## DESCRIPTION OF THE TASK
Set down exactly the lines from the one containing "Enumerate this screenshot's" through the last line of the records below, both included, and nothing else.

## RECORD LIST
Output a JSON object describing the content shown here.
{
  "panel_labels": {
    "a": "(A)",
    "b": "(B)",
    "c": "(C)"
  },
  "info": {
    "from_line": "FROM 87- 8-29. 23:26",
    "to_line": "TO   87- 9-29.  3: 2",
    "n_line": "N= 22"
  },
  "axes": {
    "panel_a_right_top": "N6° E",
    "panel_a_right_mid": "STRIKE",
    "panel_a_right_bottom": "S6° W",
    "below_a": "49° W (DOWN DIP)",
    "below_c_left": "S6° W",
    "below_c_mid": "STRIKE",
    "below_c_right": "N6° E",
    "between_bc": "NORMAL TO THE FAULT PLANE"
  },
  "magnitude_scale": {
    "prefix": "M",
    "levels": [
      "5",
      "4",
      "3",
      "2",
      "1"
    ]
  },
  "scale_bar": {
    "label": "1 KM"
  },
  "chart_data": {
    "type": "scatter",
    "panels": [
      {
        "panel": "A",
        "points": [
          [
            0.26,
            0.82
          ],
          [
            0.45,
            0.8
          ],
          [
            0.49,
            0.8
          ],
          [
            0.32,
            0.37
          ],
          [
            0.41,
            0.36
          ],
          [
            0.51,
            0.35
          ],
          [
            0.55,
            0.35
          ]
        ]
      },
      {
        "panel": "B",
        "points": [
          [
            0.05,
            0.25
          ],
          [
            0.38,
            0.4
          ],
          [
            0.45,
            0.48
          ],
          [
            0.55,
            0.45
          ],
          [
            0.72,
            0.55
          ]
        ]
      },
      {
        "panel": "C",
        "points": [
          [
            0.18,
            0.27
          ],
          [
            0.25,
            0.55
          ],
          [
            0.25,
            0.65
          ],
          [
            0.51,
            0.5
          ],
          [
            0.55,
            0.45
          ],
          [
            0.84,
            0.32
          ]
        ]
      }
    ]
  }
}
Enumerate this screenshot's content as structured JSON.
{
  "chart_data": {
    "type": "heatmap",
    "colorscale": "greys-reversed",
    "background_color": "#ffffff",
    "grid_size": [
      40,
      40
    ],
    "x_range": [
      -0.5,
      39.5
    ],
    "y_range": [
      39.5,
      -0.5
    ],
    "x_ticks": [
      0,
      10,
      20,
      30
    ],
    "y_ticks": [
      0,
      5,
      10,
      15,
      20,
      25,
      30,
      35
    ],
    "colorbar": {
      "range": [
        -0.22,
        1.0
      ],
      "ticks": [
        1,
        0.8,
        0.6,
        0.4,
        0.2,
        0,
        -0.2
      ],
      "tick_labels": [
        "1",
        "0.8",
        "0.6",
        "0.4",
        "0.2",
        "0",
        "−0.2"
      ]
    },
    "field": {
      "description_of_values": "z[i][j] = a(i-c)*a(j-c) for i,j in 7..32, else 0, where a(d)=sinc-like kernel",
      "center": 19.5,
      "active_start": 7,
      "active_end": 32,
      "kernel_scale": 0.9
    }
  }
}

## FULL OUTPUT
Enumerate this screenshot's content as structured JSON.
{
  "chart_data": {
    "type": "heatmap",
    "colorscale": "greys-reversed",
    "background_color": "#ffffff",
    "grid_size": [
      40,
      40
    ],
    "x_range": [
      -0.5,
      39.5
    ],
    "y_range": [
      39.5,
      -0.5
    ],
    "x_ticks": [
      0,
      10,
      20,
      30
    ],
    "y_ticks": [
      0,
      5,
      10,
      15,
      20,
      25,
      30,
      35
    ],
    "colorbar": {
      "range": [
        -0.22,
        1.0
      ],
      "ticks": [
        1,
        0.8,
        0.6,
        0.4,
        0.2,
        0,
        -0.2
      ],
      "tick_labels": [
        "1",
        "0.8",
        "0.6",
        "0.4",
        "0.2",
        "0",
        "−0.2"
      ]
    },
    "field": {
      "description_of_values": "z[i][j] = a(i-c)*a(j-c) for i,j in 7..32, else 0, where a(d)=sinc-like kernel",
      "center": 19.5,
      "active_start": 7,
      "active_end": 32,
      "kernel_scale": 0.9
    }
  }
}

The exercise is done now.